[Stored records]

*-*-*

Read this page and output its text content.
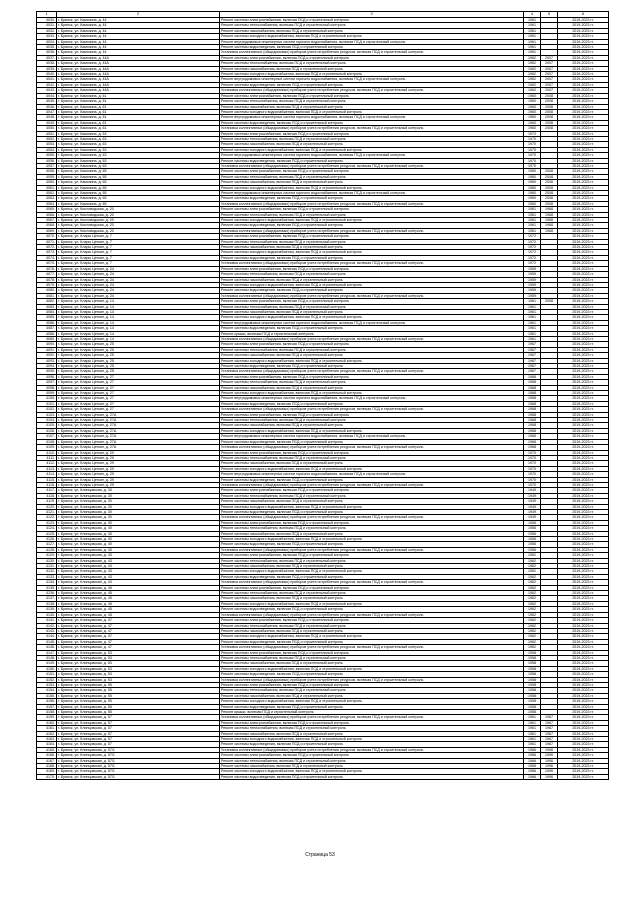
1	2	3	4	5	6
4030.	г. Брянск, ул. Камозина, д. 44	Ремонт системы электроснабжения, включая ПСД и строительный контроль	1961		2019-2023 гг.
4031.	г. Брянск, ул. Камозина, д. 44	Ремонт системы теплоснабжения, включая ПСД и строительный контроль	1961		2019-2023 гг.
4032.	г. Брянск, ул. Камозина, д. 44	Ремонт системы газоснабжения, включая ПСД и строительный контроль	1961		2019-2023 гг.
4033.	г. Брянск, ул. Камозина, д. 44	Ремонт системы холодного водоснабжения, включая ПСД и строительный контроль	1961		2019-2023 гг.
4034.	г. Брянск, ул. Камозина, д. 44	Ремонт внутридомовых инженерных систем горячего водоснабжения, включая ПСД и строительный контроль	1961		2019-2023 гг.
4035.	г. Брянск, ул. Камозина, д. 44	Ремонт системы водоотведения, включая ПСД и строительный контроль	1961		2019-2023 гг.
4036.	г. Брянск, ул. Камозина, д. 44	Установка коллективных (общедомовых) приборов учета потребления ресурсов, включая ПСД и строительный контроль	1961		2019-2023 гг.
4037.	г. Брянск, ул. Камозина, д. 44А	Ремонт системы электроснабжения, включая ПСД и строительный контроль	1962	2007	2019-2023 гг.
4038.	г. Брянск, ул. Камозина, д. 44А	Ремонт системы теплоснабжения, включая ПСД и строительный контроль	1962	2007	2019-2023 гг.
4039.	г. Брянск, ул. Камозина, д. 44А	Ремонт системы газоснабжения, включая ПСД и строительный контроль	1962	2007	2019-2023 гг.
4040.	г. Брянск, ул. Камозина, д. 44А	Ремонт системы холодного водоснабжения, включая ПСД и строительный контроль	1962	2007	2019-2023 гг.
4041.	г. Брянск, ул. Камозина, д. 44А	Ремонт внутридомовых инженерных систем горячего водоснабжения, включая ПСД и строительный контроль	1962	2007	2019-2023 гг.
4042.	г. Брянск, ул. Камозина, д. 44А	Ремонт системы водоотведения, включая ПСД и строительный контроль	1962	2007	2019-2023 гг.
4043.	г. Брянск, ул. Камозина, д. 44А	Установка коллективных (общедомовых) приборов учета потребления ресурсов, включая ПСД и строительный контроль	1962	2007	2019-2023 гг.
4044.	г. Брянск, ул. Камозина, д. 61	Ремонт системы электроснабжения, включая ПСД и строительный контроль	1960	2008	2019-2023 гг.
4045.	г. Брянск, ул. Камозина, д. 61	Ремонт системы теплоснабжения, включая ПСД и строительный контроль	1960	2008	2019-2023 гг.
4046.	г. Брянск, ул. Камозина, д. 61	Ремонт системы газоснабжения, включая ПСД и строительный контроль	1960	2008	2019-2023 гг.
4047.	г. Брянск, ул. Камозина, д. 61	Ремонт системы холодного водоснабжения, включая ПСД и строительный контроль	1960	2008	2019-2023 гг.
4048.	г. Брянск, ул. Камозина, д. 61	Ремонт внутридомовых инженерных систем горячего водоснабжения, включая ПСД и строительный контроль	1960	2008	2019-2023 гг.
4049.	г. Брянск, ул. Камозина, д. 61	Ремонт системы водоотведения, включая ПСД и строительный контроль	1960	2008	2019-2023 гг.
4050.	г. Брянск, ул. Камозина, д. 61	Установка коллективных (общедомовых) приборов учета потребления ресурсов, включая ПСД и строительный контроль	1960	2008	2019-2023 гг.
4051.	г. Брянск, ул. Камозина, д. 63	Ремонт системы электроснабжения, включая ПСД и строительный контроль	1970		2019-2023 гг.
4052.	г. Брянск, ул. Камозина, д. 63	Ремонт системы теплоснабжения, включая ПСД и строительный контроль	1970		2019-2023 гг.
4053.	г. Брянск, ул. Камозина, д. 63	Ремонт системы газоснабжения, включая ПСД и строительный контроль	1970		2019-2023 гг.
4054.	г. Брянск, ул. Камозина, д. 63	Ремонт системы холодного водоснабжения, включая ПСД и строительный контроль	1970		2019-2023 гг.
4055.	г. Брянск, ул. Камозина, д. 63	Ремонт внутридомовых инженерных систем горячего водоснабжения, включая ПСД и строительный контроль	1970		2019-2023 гг.
4056.	г. Брянск, ул. Камозина, д. 63	Ремонт системы водоотведения, включая ПСД и строительный контроль	1970		2019-2023 гг.
4057.	г. Брянск, ул. Камозина, д. 63	Установка коллективных (общедомовых) приборов учета потребления ресурсов, включая ПСД и строительный контроль	1970		2019-2023 гг.
4058.	г. Брянск, ул. Камозина, д. 65	Ремонт системы электроснабжения, включая ПСД и строительный контроль	1960	2008	2019-2023 гг.
4059.	г. Брянск, ул. Камозина, д. 65	Ремонт системы теплоснабжения, включая ПСД и строительный контроль	1960	2008	2019-2023 гг.
4060.	г. Брянск, ул. Камозина, д. 65	Ремонт системы газоснабжения, включая ПСД и строительный контроль	1960	2008	2019-2023 гг.
4061.	г. Брянск, ул. Камозина, д. 65	Ремонт системы холодного водоснабжения, включая ПСД и строительный контроль	1960	2008	2019-2023 гг.
4062.	г. Брянск, ул. Камозина, д. 65	Ремонт внутридомовых инженерных систем горячего водоснабжения, включая ПСД и строительный контроль	1960	2008	2019-2023 гг.
4063.	г. Брянск, ул. Камозина, д. 65	Ремонт системы водоотведения, включая ПСД и строительный контроль	1960	2008	2019-2023 гг.
4064.	г. Брянск, ул. Камозина, д. 65	Установка коллективных (общедомовых) приборов учета потребления ресурсов, включая ПСД и строительный контроль	1960	2008	2019-2023 гг.
4065.	г. Брянск, ул. Кисловодская, д. 20	Ремонт системы электроснабжения, включая ПСД и строительный контроль	1961	1968	2019-2023 гг.
4066.	г. Брянск, ул. Кисловодская, д. 20	Ремонт системы теплоснабжения, включая ПСД и строительный контроль	1961	1968	2019-2023 гг.
4067.	г. Брянск, ул. Кисловодская, д. 20	Ремонт системы холодного водоснабжения, включая ПСД и строительный контроль	1961	1968	2019-2023 гг.
4068.	г. Брянск, ул. Кисловодская, д. 20	Ремонт системы водоотведения, включая ПСД и строительный контроль	1961	1968	2019-2023 гг.
4069.	г. Брянск, ул. Кисловодская, д. 20	Установка коллективных (общедомовых) приборов учета потребления ресурсов, включая ПСД и строительный контроль	1961	1968	2019-2023 гг.
4070.	г. Брянск, ул. Клары Цеткин, д. 7	Ремонт системы электроснабжения, включая ПСД и строительный контроль	1972		2019-2023 гг.
4071.	г. Брянск, ул. Клары Цеткин, д. 7	Ремонт системы теплоснабжения, включая ПСД и строительный контроль	1972		2019-2023 гг.
4072.	г. Брянск, ул. Клары Цеткин, д. 7	Ремонт системы газоснабжения, включая ПСД и строительный контроль	1972		2019-2023 гг.
4073.	г. Брянск, ул. Клары Цеткин, д. 7	Ремонт системы холодного водоснабжения, включая ПСД и строительный контроль	1972		2019-2023 гг.
4074.	г. Брянск, ул. Клары Цеткин, д. 7	Ремонт системы водоотведения, включая ПСД и строительный контроль	1972		2019-2023 гг.
4075.	г. Брянск, ул. Клары Цеткин, д. 7	Установка коллективных (общедомовых) приборов учета потребления ресурсов, включая ПСД и строительный контроль	1972		2019-2023 гг.
4076.	г. Брянск, ул. Клары Цеткин, д. 24	Ремонт системы электроснабжения, включая ПСД и строительный контроль	1959		2019-2023 гг.
4077.	г. Брянск, ул. Клары Цеткин, д. 24	Ремонт системы теплоснабжения, включая ПСД и строительный контроль	1959		2019-2023 гг.
4078.	г. Брянск, ул. Клары Цеткин, д. 24	Ремонт системы газоснабжения, включая ПСД и строительный контроль	1959		2019-2023 гг.
4079.	г. Брянск, ул. Клары Цеткин, д. 24	Ремонт системы холодного водоснабжения, включая ПСД и строительный контроль	1959		2019-2023 гг.
4080.	г. Брянск, ул. Клары Цеткин, д. 24	Ремонт системы водоотведения, включая ПСД и строительный контроль	1959		2019-2023 гг.
4081.	г. Брянск, ул. Клары Цеткин, д. 24	Установка коллективных (общедомовых) приборов учета потребления ресурсов, включая ПСД и строительный контроль	1959		2019-2023 гг.
4082.	г. Брянск, ул. Клары Цеткин, д. 14	Ремонт системы электроснабжения, включая ПСД и строительный контроль	1961	2008	2019-2023 гг.
4083.	г. Брянск, ул. Клары Цеткин, д. 14	Ремонт системы теплоснабжения, включая ПСД и строительный контроль	1961		2019-2023 гг.
4084.	г. Брянск, ул. Клары Цеткин, д. 14	Ремонт системы газоснабжения, включая ПСД и строительный контроль	1961		2019-2023 гг.
4085.	г. Брянск, ул. Клары Цеткин, д. 14	Ремонт системы холодного водоснабжения, включая ПСД и строительный контроль	1961		2019-2023 гг.
4086.	г. Брянск, ул. Клары Цеткин, д. 14	Ремонт внутридомовых инженерных систем горячего водоснабжения, включая ПСД и строительный контроль	1961		2019-2023 гг.
4087.	г. Брянск, ул. Клары Цеткин, д. 14	Ремонт системы водоотведения, включая ПСД и строительный контроль	1961		2019-2023 гг.
4088.	г. Брянск, ул. Клары Цеткин, д. 14	Ремонт крыши, включая ПСД и строительный контроль	1961		2019-2023 гг.
4089.	г. Брянск, ул. Клары Цеткин, д. 14	Установка коллективных (общедомовых) приборов учета потребления ресурсов, включая ПСД и строительный контроль	1961		2019-2023 гг.
4090.	г. Брянск, ул. Клары Цеткин, д. 25	Ремонт системы электроснабжения, включая ПСД и строительный контроль	1967		2019-2023 гг.
4091.	г. Брянск, ул. Клары Цеткин, д. 25	Ремонт системы теплоснабжения, включая ПСД и строительный контроль	1967		2019-2023 гг.
4092.	г. Брянск, ул. Клары Цеткин, д. 25	Ремонт системы газоснабжения, включая ПСД и строительный контроль	1967		2019-2023 гг.
4093.	г. Брянск, ул. Клары Цеткин, д. 25	Ремонт системы холодного водоснабжения, включая ПСД и строительный контроль	1967		2019-2023 гг.
4094.	г. Брянск, ул. Клары Цеткин, д. 25	Ремонт системы водоотведения, включая ПСД и строительный контроль	1967		2019-2023 гг.
4095.	г. Брянск, ул. Клары Цеткин, д. 25	Установка коллективных (общедомовых) приборов учета потребления ресурсов, включая ПСД и строительный контроль	1967		2019-2023 гг.
4096.	г. Брянск, ул. Клары Цеткин, д. 27	Ремонт системы электроснабжения, включая ПСД и строительный контроль	1968		2019-2023 гг.
4097.	г. Брянск, ул. Клары Цеткин, д. 27	Ремонт системы теплоснабжения, включая ПСД и строительный контроль	1968		2019-2023 гг.
4098.	г. Брянск, ул. Клары Цеткин, д. 27	Ремонт системы газоснабжения, включая ПСД и строительный контроль	1968		2019-2023 гг.
4099.	г. Брянск, ул. Клары Цеткин, д. 27	Ремонт системы холодного водоснабжения, включая ПСД и строительный контроль	1968		2019-2023 гг.
4100.	г. Брянск, ул. Клары Цеткин, д. 27	Ремонт внутридомовых инженерных систем горячего водоснабжения, включая ПСД и строительный контроль	1968		2019-2023 гг.
4101.	г. Брянск, ул. Клары Цеткин, д. 27	Ремонт системы водоотведения, включая ПСД и строительный контроль	1968		2019-2023 гг.
4102.	г. Брянск, ул. Клары Цеткин, д. 27	Установка коллективных (общедомовых) приборов учета потребления ресурсов, включая ПСД и строительный контроль	1968		2019-2023 гг.
4103.	г. Брянск, ул. Клары Цеткин, д. 27А	Ремонт системы электроснабжения, включая ПСД и строительный контроль	1968		2019-2023 гг.
4104.	г. Брянск, ул. Клары Цеткин, д. 27А	Ремонт системы теплоснабжения, включая ПСД и строительный контроль	1968		2019-2023 гг.
4105.	г. Брянск, ул. Клары Цеткин, д. 27А	Ремонт системы газоснабжения, включая ПСД и строительный контроль	1968		2019-2023 гг.
4106.	г. Брянск, ул. Клары Цеткин, д. 27А	Ремонт системы холодного водоснабжения, включая ПСД и строительный контроль	1968		2019-2023 гг.
4107.	г. Брянск, ул. Клары Цеткин, д. 27А	Ремонт внутридомовых инженерных систем горячего водоснабжения, включая ПСД и строительный контроль	1968		2019-2023 гг.
4108.	г. Брянск, ул. Клары Цеткин, д. 27А	Ремонт системы водоотведения, включая ПСД и строительный контроль	1968		2019-2023 гг.
4109.	г. Брянск, ул. Клары Цеткин, д. 27А	Установка коллективных (общедомовых) приборов учета потребления ресурсов, включая ПСД и строительный контроль	1968		2019-2023 гг.
4110.	г. Брянск, ул. Клары Цеткин, д. 29	Ремонт системы электроснабжения, включая ПСД и строительный контроль	1970		2019-2023 гг.
4111.	г. Брянск, ул. Клары Цеткин, д. 29	Ремонт системы теплоснабжения, включая ПСД и строительный контроль	1970		2019-2023 гг.
4112.	г. Брянск, ул. Клары Цеткин, д. 29	Ремонт системы газоснабжения, включая ПСД и строительный контроль	1970		2019-2023 гг.
4113.	г. Брянск, ул. Клары Цеткин, д. 29	Ремонт системы холодного водоснабжения, включая ПСД и строительный контроль	1970		2019-2023 гг.
4114.	г. Брянск, ул. Клары Цеткин, д. 29	Ремонт внутридомовых инженерных систем горячего водоснабжения, включая ПСД и строительный контроль	1970		2019-2023 гг.
4115.	г. Брянск, ул. Клары Цеткин, д. 29	Ремонт системы водоотведения, включая ПСД и строительный контроль	1970		2019-2023 гг.
4116.	г. Брянск, ул. Клары Цеткин, д. 29	Установка коллективных (общедомовых) приборов учета потребления ресурсов, включая ПСД и строительный контроль	1970		2019-2023 гг.
4117.	г. Брянск, ул. Клинцовская, д. 30	Ремонт системы электроснабжения, включая ПСД и строительный контроль	1949		2019-2023 гг.
4118.	г. Брянск, ул. Клинцовская, д. 30	Ремонт системы теплоснабжения, включая ПСД и строительный контроль	1949		2019-2023 гг.
4119.	г. Брянск, ул. Клинцовская, д. 30	Ремонт системы газоснабжения, включая ПСД и строительный контроль	1949		2019-2023 гг.
4120.	г. Брянск, ул. Клинцовская, д. 30	Ремонт системы холодного водоснабжения, включая ПСД и строительный контроль	1949		2019-2023 гг.
4121.	г. Брянск, ул. Клинцовская, д. 30	Ремонт системы водоотведения, включая ПСД и строительный контроль	1949		2019-2023 гг.
4122.	г. Брянск, ул. Клинцовская, д. 30	Установка коллективных (общедомовых) приборов учета потребления ресурсов, включая ПСД и строительный контроль	1949		2019-2023 гг.
4123.	г. Брянск, ул. Клинцовская, д. 40	Ремонт системы электроснабжения, включая ПСД и строительный контроль	1956		2019-2023 гг.
4124.	г. Брянск, ул. Клинцовская, д. 40	Ремонт системы теплоснабжения, включая ПСД и строительный контроль	1956		2019-2023 гг.
4125.	г. Брянск, ул. Клинцовская, д. 40	Ремонт системы газоснабжения, включая ПСД и строительный контроль	1956		2019-2023 гг.
4126.	г. Брянск, ул. Клинцовская, д. 40	Ремонт системы холодного водоснабжения, включая ПСД и строительный контроль	1956		2019-2023 гг.
4127.	г. Брянск, ул. Клинцовская, д. 40	Ремонт системы водоотведения, включая ПСД и строительный контроль	1956		2019-2023 гг.
4128.	г. Брянск, ул. Клинцовская, д. 40	Установка коллективных (общедомовых) приборов учета потребления ресурсов, включая ПСД и строительный контроль	1956		2019-2023 гг.
4129.	г. Брянск, ул. Клинцовская, д. 43	Ремонт системы электроснабжения, включая ПСД и строительный контроль	1962		2019-2023 гг.
4130.	г. Брянск, ул. Клинцовская, д. 43	Ремонт системы теплоснабжения, включая ПСД и строительный контроль	1962		2019-2023 гг.
4131.	г. Брянск, ул. Клинцовская, д. 43	Ремонт системы газоснабжения, включая ПСД и строительный контроль	1962		2019-2023 гг.
4132.	г. Брянск, ул. Клинцовская, д. 43	Ремонт системы холодного водоснабжения, включая ПСД и строительный контроль	1962		2019-2023 гг.
4133.	г. Брянск, ул. Клинцовская, д. 43	Ремонт системы водоотведения, включая ПСД и строительный контроль	1962		2019-2023 гг.
4134.	г. Брянск, ул. Клинцовская, д. 43	Установка коллективных (общедомовых) приборов учета потребления ресурсов, включая ПСД и строительный контроль	1962		2019-2023 гг.
4135.	г. Брянск, ул. Клинцовская, д. 45	Ремонт системы электроснабжения, включая ПСД и строительный контроль	1962		2019-2023 гг.
4136.	г. Брянск, ул. Клинцовская, д. 45	Ремонт системы теплоснабжения, включая ПСД и строительный контроль	1962		2019-2023 гг.
4137.	г. Брянск, ул. Клинцовская, д. 45	Ремонт системы газоснабжения, включая ПСД и строительный контроль	1962		2019-2023 гг.
4138.	г. Брянск, ул. Клинцовская, д. 45	Ремонт системы холодного водоснабжения, включая ПСД и строительный контроль	1962		2019-2023 гг.
4139.	г. Брянск, ул. Клинцовская, д. 45	Ремонт системы водоотведения, включая ПСД и строительный контроль	1962		2019-2023 гг.
4140.	г. Брянск, ул. Клинцовская, д. 45	Установка коллективных (общедомовых) приборов учета потребления ресурсов, включая ПСД и строительный контроль	1962		2019-2023 гг.
4141.	г. Брянск, ул. Клинцовская, д. 47	Ремонт системы электроснабжения, включая ПСД и строительный контроль	1962		2019-2023 гг.
4142.	г. Брянск, ул. Клинцовская, д. 47	Ремонт системы теплоснабжения, включая ПСД и строительный контроль	1962		2019-2023 гг.
4143.	г. Брянск, ул. Клинцовская, д. 47	Ремонт системы газоснабжения, включая ПСД и строительный контроль	1962		2019-2023 гг.
4144.	г. Брянск, ул. Клинцовская, д. 47	Ремонт системы холодного водоснабжения, включая ПСД и строительный контроль	1962		2019-2023 гг.
4145.	г. Брянск, ул. Клинцовская, д. 47	Ремонт системы водоотведения, включая ПСД и строительный контроль	1962		2019-2023 гг.
4146.	г. Брянск, ул. Клинцовская, д. 47	Установка коллективных (общедомовых) приборов учета потребления ресурсов, включая ПСД и строительный контроль	1962		2019-2023 гг.
4147.	г. Брянск, ул. Клинцовская, д. 53	Ремонт системы электроснабжения, включая ПСД и строительный контроль	1958		2019-2023 гг.
4148.	г. Брянск, ул. Клинцовская, д. 53	Ремонт системы теплоснабжения, включая ПСД и строительный контроль	1958		2019-2023 гг.
4149.	г. Брянск, ул. Клинцовская, д. 53	Ремонт системы газоснабжения, включая ПСД и строительный контроль	1958		2019-2023 гг.
4150.	г. Брянск, ул. Клинцовская, д. 53	Ремонт системы холодного водоснабжения, включая ПСД и строительный контроль	1958		2019-2023 гг.
4151.	г. Брянск, ул. Клинцовская, д. 53	Ремонт системы водоотведения, включая ПСД и строительный контроль	1958		2019-2023 гг.
4152.	г. Брянск, ул. Клинцовская, д. 53	Установка коллективных (общедомовых) приборов учета потребления ресурсов, включая ПСД и строительный контроль	1958		2019-2023 гг.
4153.	г. Брянск, ул. Клинцовская, д. 55	Ремонт системы электроснабжения, включая ПСД и строительный контроль	1958		2019-2023 гг.
4154.	г. Брянск, ул. Клинцовская, д. 55	Ремонт системы теплоснабжения, включая ПСД и строительный контроль	1958		2019-2023 гг.
4155.	г. Брянск, ул. Клинцовская, д. 55	Ремонт системы газоснабжения, включая ПСД и строительный контроль	1958		2019-2023 гг.
4156.	г. Брянск, ул. Клинцовская, д. 55	Ремонт системы холодного водоснабжения, включая ПСД и строительный контроль	1958		2019-2023 гг.
4157.	г. Брянск, ул. Клинцовская, д. 55	Ремонт системы водоотведения, включая ПСД и строительный контроль	1958		2019-2023 гг.
4158.	г. Брянск, ул. Клинцовская, д. 55	Ремонт крыши, включая ПСД и строительный контроль	1958		2019-2023 гг.
4159.	г. Брянск, ул. Клинцовская, д. 57	Установка коллективных (общедомовых) приборов учета потребления ресурсов, включая ПСД и строительный контроль	1961	1967	2019-2023 гг.
4160.	г. Брянск, ул. Клинцовская, д. 57	Ремонт системы электроснабжения, включая ПСД и строительный контроль	1961	1967	2019-2023 гг.
4161.	г. Брянск, ул. Клинцовская, д. 57	Ремонт системы теплоснабжения, включая ПСД и строительный контроль	1961	1967	2019-2023 гг.
4162.	г. Брянск, ул. Клинцовская, д. 57	Ремонт системы газоснабжения, включая ПСД и строительный контроль	1961	1967	2019-2023 гг.
4163.	г. Брянск, ул. Клинцовская, д. 57	Ремонт системы холодного водоснабжения, включая ПСД и строительный контроль	1961	1967	2019-2023 гг.
4164.	г. Брянск, ул. Клинцовская, д. 57	Ремонт системы водоотведения, включая ПСД и строительный контроль	1961	1967	2019-2023 гг.
4165.	г. Брянск, ул. Клинцовская, д. 57/1	Установка коллективных (общедомовых) приборов учета потребления ресурсов, включая ПСД и строительный контроль	1966	1996	2019-2023 гг.
4166.	г. Брянск, ул. Клинцовская, д. 57/1	Ремонт системы электроснабжения, включая ПСД и строительный контроль	1966	1996	2019-2023 гг.
4167.	г. Брянск, ул. Клинцовская, д. 57/1	Ремонт системы теплоснабжения, включая ПСД и строительный контроль	1966	1996	2019-2023 гг.
4168.	г. Брянск, ул. Клинцовская, д. 57/1	Ремонт системы газоснабжения, включая ПСД и строительный контроль	1966	1996	2019-2023 гг.
4169.	г. Брянск, ул. Клинцовская, д. 57/1	Ремонт системы холодного водоснабжения, включая ПСД и строительный контроль	1966	1996	2019-2023 гг.
4170.	г. Брянск, ул. Клинцовская, д. 57/1	Ремонт системы водоотведения, включая ПСД и строительный контроль	1966	1996	2019-2023 гг.
Страница 53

*-*-*

## WHAT TO DO
Scan the records above for the string "крыши", then select every line that holds it.

## RESULT OF THE EXERCISE
4088.	г. Брянск, ул. Клары Цеткин, д. 14	Ремонт крыши, включая ПСД и строительный контроль	1961		2019-2023 гг.
4158.	г. Брянск, ул. Клинцовская, д. 55	Ремонт крыши, включая ПСД и строительный контроль	1958		2019-2023 гг.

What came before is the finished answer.